▸ **THE EXERCISE**: Copy word for word the stretch of items from the very first line through the line that contains "star-icon — [630, 72, 650, 91]".

▸ **ENTRIES SHOWN**:
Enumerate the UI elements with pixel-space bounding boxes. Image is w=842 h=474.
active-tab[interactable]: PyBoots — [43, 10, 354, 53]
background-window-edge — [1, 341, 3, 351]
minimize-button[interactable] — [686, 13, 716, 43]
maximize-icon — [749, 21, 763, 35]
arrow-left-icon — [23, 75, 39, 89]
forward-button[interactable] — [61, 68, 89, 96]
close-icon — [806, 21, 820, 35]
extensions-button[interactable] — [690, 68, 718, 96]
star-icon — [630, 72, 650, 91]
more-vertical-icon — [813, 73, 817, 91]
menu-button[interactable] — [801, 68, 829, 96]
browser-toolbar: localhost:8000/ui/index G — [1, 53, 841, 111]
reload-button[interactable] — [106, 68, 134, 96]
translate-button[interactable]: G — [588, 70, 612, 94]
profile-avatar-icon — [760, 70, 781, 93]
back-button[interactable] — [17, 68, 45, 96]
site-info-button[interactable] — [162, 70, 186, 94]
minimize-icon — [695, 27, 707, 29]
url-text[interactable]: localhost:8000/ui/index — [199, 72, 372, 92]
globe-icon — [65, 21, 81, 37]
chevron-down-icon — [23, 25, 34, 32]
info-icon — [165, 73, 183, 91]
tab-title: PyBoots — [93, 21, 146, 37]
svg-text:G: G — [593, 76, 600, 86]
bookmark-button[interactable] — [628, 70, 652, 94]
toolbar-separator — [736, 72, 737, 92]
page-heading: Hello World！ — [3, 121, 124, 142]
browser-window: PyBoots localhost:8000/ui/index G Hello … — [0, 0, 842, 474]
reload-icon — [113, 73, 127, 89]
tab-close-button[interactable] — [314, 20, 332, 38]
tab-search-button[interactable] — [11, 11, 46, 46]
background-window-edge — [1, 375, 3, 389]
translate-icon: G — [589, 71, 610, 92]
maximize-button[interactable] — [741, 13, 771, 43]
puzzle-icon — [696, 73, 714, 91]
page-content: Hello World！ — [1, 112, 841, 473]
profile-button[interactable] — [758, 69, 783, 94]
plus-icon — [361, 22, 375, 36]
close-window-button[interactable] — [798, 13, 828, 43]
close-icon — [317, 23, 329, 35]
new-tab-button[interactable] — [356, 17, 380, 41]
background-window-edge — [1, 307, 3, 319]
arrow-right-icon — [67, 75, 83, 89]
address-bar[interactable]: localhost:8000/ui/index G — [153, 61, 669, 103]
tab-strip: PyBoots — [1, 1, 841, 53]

▸ **ANSWER TO THIS TASK**:
Enumerate the UI elements with pixel-space bounding boxes. Image is w=842 h=474.
active-tab[interactable]: PyBoots — [43, 10, 354, 53]
background-window-edge — [1, 341, 3, 351]
minimize-button[interactable] — [686, 13, 716, 43]
maximize-icon — [749, 21, 763, 35]
arrow-left-icon — [23, 75, 39, 89]
forward-button[interactable] — [61, 68, 89, 96]
close-icon — [806, 21, 820, 35]
extensions-button[interactable] — [690, 68, 718, 96]
star-icon — [630, 72, 650, 91]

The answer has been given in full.